__SOURCE RECORDS__
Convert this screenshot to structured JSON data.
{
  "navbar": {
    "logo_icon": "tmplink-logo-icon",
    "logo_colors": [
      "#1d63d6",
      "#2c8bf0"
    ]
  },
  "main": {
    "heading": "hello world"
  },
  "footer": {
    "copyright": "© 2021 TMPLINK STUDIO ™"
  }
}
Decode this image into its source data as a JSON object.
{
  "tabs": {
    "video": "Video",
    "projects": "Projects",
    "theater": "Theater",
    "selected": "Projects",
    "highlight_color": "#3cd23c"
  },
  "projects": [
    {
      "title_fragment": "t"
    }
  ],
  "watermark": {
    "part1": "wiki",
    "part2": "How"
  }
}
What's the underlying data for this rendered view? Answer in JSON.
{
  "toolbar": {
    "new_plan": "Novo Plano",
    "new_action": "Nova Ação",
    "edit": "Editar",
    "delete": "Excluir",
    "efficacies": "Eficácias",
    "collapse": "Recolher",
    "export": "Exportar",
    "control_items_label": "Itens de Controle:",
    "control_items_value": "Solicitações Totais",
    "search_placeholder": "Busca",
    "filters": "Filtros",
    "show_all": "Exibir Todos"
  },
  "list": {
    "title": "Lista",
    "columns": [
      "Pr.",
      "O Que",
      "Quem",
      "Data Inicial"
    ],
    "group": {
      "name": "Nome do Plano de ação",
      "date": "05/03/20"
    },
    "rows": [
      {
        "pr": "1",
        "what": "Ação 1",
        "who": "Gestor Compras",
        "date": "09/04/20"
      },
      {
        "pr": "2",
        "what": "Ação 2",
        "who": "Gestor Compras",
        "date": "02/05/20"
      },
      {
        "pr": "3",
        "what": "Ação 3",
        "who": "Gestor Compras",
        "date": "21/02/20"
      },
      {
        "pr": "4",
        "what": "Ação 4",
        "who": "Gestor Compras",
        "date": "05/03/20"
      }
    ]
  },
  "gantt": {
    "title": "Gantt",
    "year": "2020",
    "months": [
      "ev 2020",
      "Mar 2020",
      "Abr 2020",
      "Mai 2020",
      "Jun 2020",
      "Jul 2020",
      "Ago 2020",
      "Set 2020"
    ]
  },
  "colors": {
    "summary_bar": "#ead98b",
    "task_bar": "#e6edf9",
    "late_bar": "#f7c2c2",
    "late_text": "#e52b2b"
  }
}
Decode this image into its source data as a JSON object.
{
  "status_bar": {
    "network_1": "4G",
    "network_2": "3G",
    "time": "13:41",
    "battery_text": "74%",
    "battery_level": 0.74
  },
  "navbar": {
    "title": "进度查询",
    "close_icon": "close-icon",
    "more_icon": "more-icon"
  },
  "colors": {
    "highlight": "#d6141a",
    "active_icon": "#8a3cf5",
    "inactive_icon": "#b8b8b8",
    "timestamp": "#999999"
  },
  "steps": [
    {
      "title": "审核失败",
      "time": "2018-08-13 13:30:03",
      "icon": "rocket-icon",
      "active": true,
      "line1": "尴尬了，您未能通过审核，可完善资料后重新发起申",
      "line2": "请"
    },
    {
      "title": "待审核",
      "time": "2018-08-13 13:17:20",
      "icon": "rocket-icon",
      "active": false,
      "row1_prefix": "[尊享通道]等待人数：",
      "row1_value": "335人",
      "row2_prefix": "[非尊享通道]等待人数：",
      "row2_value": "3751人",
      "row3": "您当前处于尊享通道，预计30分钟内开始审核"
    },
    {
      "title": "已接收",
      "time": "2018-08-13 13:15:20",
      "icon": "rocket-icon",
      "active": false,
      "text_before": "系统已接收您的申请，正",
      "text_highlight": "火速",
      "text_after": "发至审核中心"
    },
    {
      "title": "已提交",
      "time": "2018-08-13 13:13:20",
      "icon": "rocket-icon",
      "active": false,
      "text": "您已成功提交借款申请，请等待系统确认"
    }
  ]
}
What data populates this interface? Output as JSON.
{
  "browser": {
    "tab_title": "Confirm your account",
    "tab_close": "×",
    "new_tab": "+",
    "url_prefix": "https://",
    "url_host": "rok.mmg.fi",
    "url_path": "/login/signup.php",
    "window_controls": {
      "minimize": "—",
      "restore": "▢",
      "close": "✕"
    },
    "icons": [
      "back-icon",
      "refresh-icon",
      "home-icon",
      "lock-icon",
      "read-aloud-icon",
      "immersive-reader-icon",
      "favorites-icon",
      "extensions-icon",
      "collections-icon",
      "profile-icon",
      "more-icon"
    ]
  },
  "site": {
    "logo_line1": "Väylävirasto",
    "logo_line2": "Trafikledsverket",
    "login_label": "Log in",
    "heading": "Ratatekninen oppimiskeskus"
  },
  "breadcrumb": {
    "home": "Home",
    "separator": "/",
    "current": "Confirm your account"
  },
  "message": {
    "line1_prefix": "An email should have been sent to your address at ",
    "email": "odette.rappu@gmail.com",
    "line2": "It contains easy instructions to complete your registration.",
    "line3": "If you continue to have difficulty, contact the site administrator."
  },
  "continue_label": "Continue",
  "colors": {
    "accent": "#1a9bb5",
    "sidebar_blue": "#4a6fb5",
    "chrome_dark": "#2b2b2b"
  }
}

__WHAT IS EXPECTED__
Can you give every line above again, exactly as written?

__ANSWER__
Convert this screenshot to structured JSON data.
{
  "navbar": {
    "logo_icon": "tmplink-logo-icon",
    "logo_colors": [
      "#1d63d6",
      "#2c8bf0"
    ]
  },
  "main": {
    "heading": "hello world"
  },
  "footer": {
    "copyright": "© 2021 TMPLINK STUDIO ™"
  }
}
Decode this image into its source data as a JSON object.
{
  "tabs": {
    "video": "Video",
    "projects": "Projects",
    "theater": "Theater",
    "selected": "Projects",
    "highlight_color": "#3cd23c"
  },
  "projects": [
    {
      "title_fragment": "t"
    }
  ],
  "watermark": {
    "part1": "wiki",
    "part2": "How"
  }
}
What's the underlying data for this rendered view? Answer in JSON.
{
  "toolbar": {
    "new_plan": "Novo Plano",
    "new_action": "Nova Ação",
    "edit": "Editar",
    "delete": "Excluir",
    "efficacies": "Eficácias",
    "collapse": "Recolher",
    "export": "Exportar",
    "control_items_label": "Itens de Controle:",
    "control_items_value": "Solicitações Totais",
    "search_placeholder": "Busca",
    "filters": "Filtros",
    "show_all": "Exibir Todos"
  },
  "list": {
    "title": "Lista",
    "columns": [
      "Pr.",
      "O Que",
      "Quem",
      "Data Inicial"
    ],
    "group": {
      "name": "Nome do Plano de ação",
      "date": "05/03/20"
    },
    "rows": [
      {
        "pr": "1",
        "what": "Ação 1",
        "who": "Gestor Compras",
        "date": "09/04/20"
      },
      {
        "pr": "2",
        "what": "Ação 2",
        "who": "Gestor Compras",
        "date": "02/05/20"
      },
      {
        "pr": "3",
        "what": "Ação 3",
        "who": "Gestor Compras",
        "date": "21/02/20"
      },
      {
        "pr": "4",
        "what": "Ação 4",
        "who": "Gestor Compras",
        "date": "05/03/20"
      }
    ]
  },
  "gantt": {
    "title": "Gantt",
    "year": "2020",
    "months": [
      "ev 2020",
      "Mar 2020",
      "Abr 2020",
      "Mai 2020",
      "Jun 2020",
      "Jul 2020",
      "Ago 2020",
      "Set 2020"
    ]
  },
  "colors": {
    "summary_bar": "#ead98b",
    "task_bar": "#e6edf9",
    "late_bar": "#f7c2c2",
    "late_text": "#e52b2b"
  }
}
Decode this image into its source data as a JSON object.
{
  "status_bar": {
    "network_1": "4G",
    "network_2": "3G",
    "time": "13:41",
    "battery_text": "74%",
    "battery_level": 0.74
  },
  "navbar": {
    "title": "进度查询",
    "close_icon": "close-icon",
    "more_icon": "more-icon"
  },
  "colors": {
    "highlight": "#d6141a",
    "active_icon": "#8a3cf5",
    "inactive_icon": "#b8b8b8",
    "timestamp": "#999999"
  },
  "steps": [
    {
      "title": "审核失败",
      "time": "2018-08-13 13:30:03",
      "icon": "rocket-icon",
      "active": true,
      "line1": "尴尬了，您未能通过审核，可完善资料后重新发起申",
      "line2": "请"
    },
    {
      "title": "待审核",
      "time": "2018-08-13 13:17:20",
      "icon": "rocket-icon",
      "active": false,
      "row1_prefix": "[尊享通道]等待人数：",
      "row1_value": "335人",
      "row2_prefix": "[非尊享通道]等待人数：",
      "row2_value": "3751人",
      "row3": "您当前处于尊享通道，预计30分钟内开始审核"
    },
    {
      "title": "已接收",
      "time": "2018-08-13 13:15:20",
      "icon": "rocket-icon",
      "active": false,
      "text_before": "系统已接收您的申请，正",
      "text_highlight": "火速",
      "text_after": "发至审核中心"
    },
    {
      "title": "已提交",
      "time": "2018-08-13 13:13:20",
      "icon": "rocket-icon",
      "active": false,
      "text": "您已成功提交借款申请，请等待系统确认"
    }
  ]
}
What data populates this interface? Output as JSON.
{
  "browser": {
    "tab_title": "Confirm your account",
    "tab_close": "×",
    "new_tab": "+",
    "url_prefix": "https://",
    "url_host": "rok.mmg.fi",
    "url_path": "/login/signup.php",
    "window_controls": {
      "minimize": "—",
      "restore": "▢",
      "close": "✕"
    },
    "icons": [
      "back-icon",
      "refresh-icon",
      "home-icon",
      "lock-icon",
      "read-aloud-icon",
      "immersive-reader-icon",
      "favorites-icon",
      "extensions-icon",
      "collections-icon",
      "profile-icon",
      "more-icon"
    ]
  },
  "site": {
    "logo_line1": "Väylävirasto",
    "logo_line2": "Trafikledsverket",
    "login_label": "Log in",
    "heading": "Ratatekninen oppimiskeskus"
  },
  "breadcrumb": {
    "home": "Home",
    "separator": "/",
    "current": "Confirm your account"
  },
  "message": {
    "line1_prefix": "An email should have been sent to your address at ",
    "email": "odette.rappu@gmail.com",
    "line2": "It contains easy instructions to complete your registration.",
    "line3": "If you continue to have difficulty, contact the site administrator."
  },
  "continue_label": "Continue",
  "colors": {
    "accent": "#1a9bb5",
    "sidebar_blue": "#4a6fb5",
    "chrome_dark": "#2b2b2b"
  }
}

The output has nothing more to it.